▸ Problem details:
Copy out the whole listing exactly as written, leaving the pictures behind.

+++

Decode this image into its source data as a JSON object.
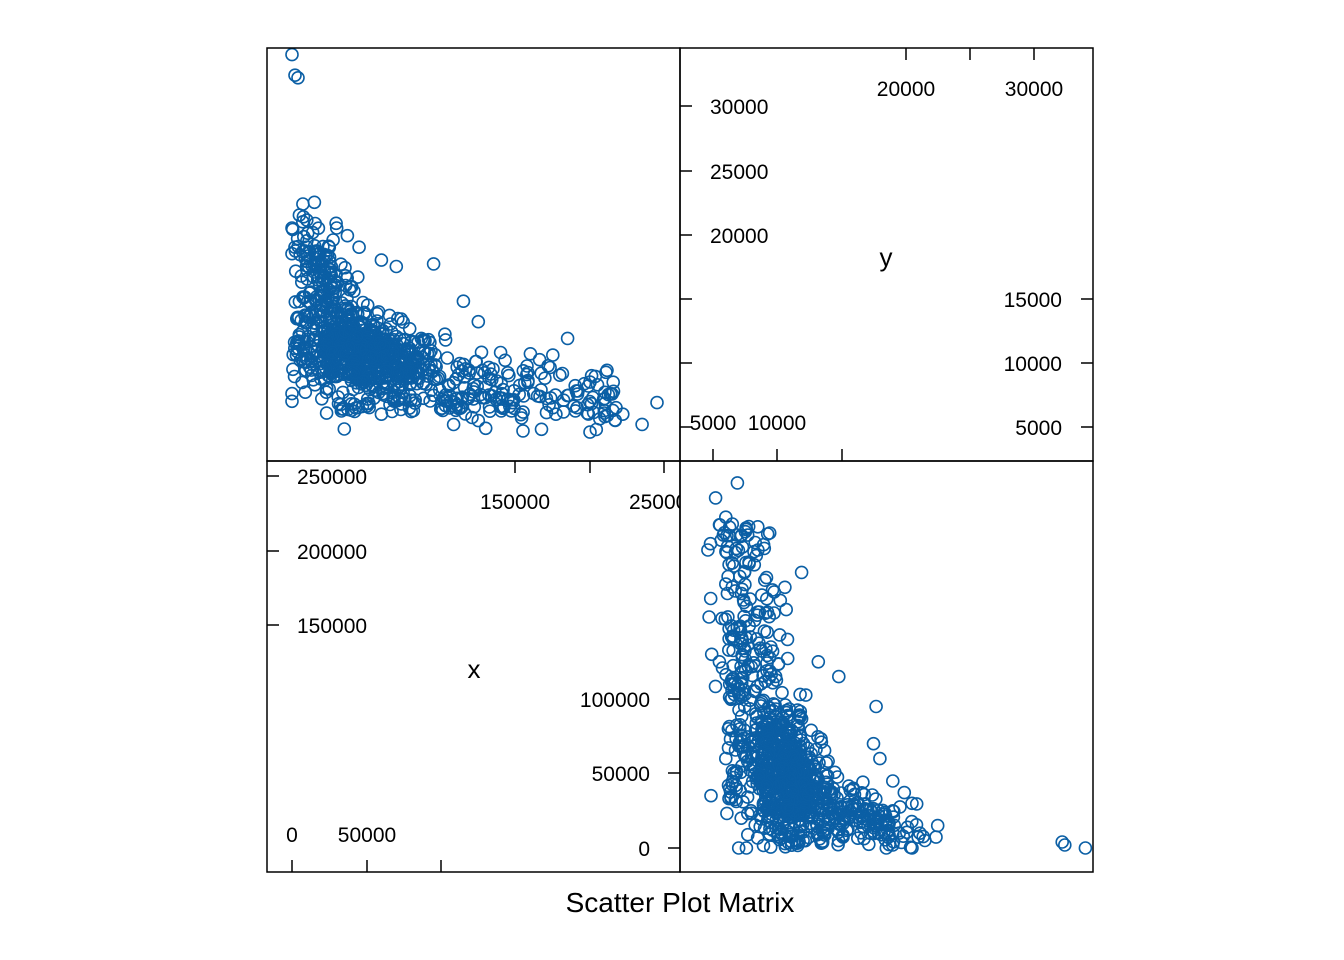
{
  "caption": "Scatter Plot Matrix",
  "colors": {
    "points": "#0b5fa5",
    "frame": "#000000"
  },
  "chart_data": {
    "type": "scatter",
    "variables": [
      "x",
      "y"
    ],
    "x_range": [
      -15000,
      260000
    ],
    "y_range": [
      3000,
      34700
    ],
    "marker": "open-circle",
    "panels": {
      "y_vs_x": "upper-left",
      "x_vs_y": "lower-right",
      "label_y": "upper-right",
      "label_x": "lower-left"
    },
    "ticks": {
      "y_left": [
        "5000",
        "10000",
        "15000",
        "20000",
        "25000",
        "30000"
      ],
      "x_left": [
        "0",
        "50000",
        "100000",
        "150000",
        "200000",
        "250000"
      ]
    },
    "anchor_points": [
      [
        0,
        34000
      ],
      [
        2000,
        32400
      ],
      [
        4000,
        32200
      ],
      [
        0,
        20500
      ],
      [
        2000,
        19000
      ],
      [
        0,
        18500
      ],
      [
        5000,
        21500
      ],
      [
        15000,
        22500
      ],
      [
        10000,
        19500
      ],
      [
        25000,
        19000
      ],
      [
        30000,
        20500
      ],
      [
        45000,
        19000
      ],
      [
        60000,
        18000
      ],
      [
        70000,
        17500
      ],
      [
        95000,
        17700
      ],
      [
        115000,
        14800
      ],
      [
        125000,
        13200
      ],
      [
        140000,
        10800
      ],
      [
        160000,
        10700
      ],
      [
        175000,
        10600
      ],
      [
        185000,
        11900
      ],
      [
        200000,
        8500
      ],
      [
        210000,
        7700
      ],
      [
        222000,
        6000
      ],
      [
        235000,
        5200
      ],
      [
        245000,
        6900
      ],
      [
        0,
        7000
      ],
      [
        0,
        7600
      ],
      [
        20000,
        7200
      ],
      [
        40000,
        6300
      ],
      [
        60000,
        6000
      ],
      [
        80000,
        6200
      ],
      [
        110000,
        6300
      ],
      [
        125000,
        5500
      ],
      [
        130000,
        4900
      ],
      [
        155000,
        4700
      ],
      [
        200000,
        4600
      ]
    ]
  }
}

+++

▸ Exercise output:
Decode this image into its source data as a JSON object.
{
  "caption": "Scatter Plot Matrix",
  "colors": {
    "points": "#0b5fa5",
    "frame": "#000000"
  },
  "chart_data": {
    "type": "scatter",
    "variables": [
      "x",
      "y"
    ],
    "x_range": [
      -15000,
      260000
    ],
    "y_range": [
      3000,
      34700
    ],
    "marker": "open-circle",
    "panels": {
      "y_vs_x": "upper-left",
      "x_vs_y": "lower-right",
      "label_y": "upper-right",
      "label_x": "lower-left"
    },
    "ticks": {
      "y_left": [
        "5000",
        "10000",
        "15000",
        "20000",
        "25000",
        "30000"
      ],
      "x_left": [
        "0",
        "50000",
        "100000",
        "150000",
        "200000",
        "250000"
      ]
    },
    "anchor_points": [
      [
        0,
        34000
      ],
      [
        2000,
        32400
      ],
      [
        4000,
        32200
      ],
      [
        0,
        20500
      ],
      [
        2000,
        19000
      ],
      [
        0,
        18500
      ],
      [
        5000,
        21500
      ],
      [
        15000,
        22500
      ],
      [
        10000,
        19500
      ],
      [
        25000,
        19000
      ],
      [
        30000,
        20500
      ],
      [
        45000,
        19000
      ],
      [
        60000,
        18000
      ],
      [
        70000,
        17500
      ],
      [
        95000,
        17700
      ],
      [
        115000,
        14800
      ],
      [
        125000,
        13200
      ],
      [
        140000,
        10800
      ],
      [
        160000,
        10700
      ],
      [
        175000,
        10600
      ],
      [
        185000,
        11900
      ],
      [
        200000,
        8500
      ],
      [
        210000,
        7700
      ],
      [
        222000,
        6000
      ],
      [
        235000,
        5200
      ],
      [
        245000,
        6900
      ],
      [
        0,
        7000
      ],
      [
        0,
        7600
      ],
      [
        20000,
        7200
      ],
      [
        40000,
        6300
      ],
      [
        60000,
        6000
      ],
      [
        80000,
        6200
      ],
      [
        110000,
        6300
      ],
      [
        125000,
        5500
      ],
      [
        130000,
        4900
      ],
      [
        155000,
        4700
      ],
      [
        200000,
        4600
      ]
    ]
  }
}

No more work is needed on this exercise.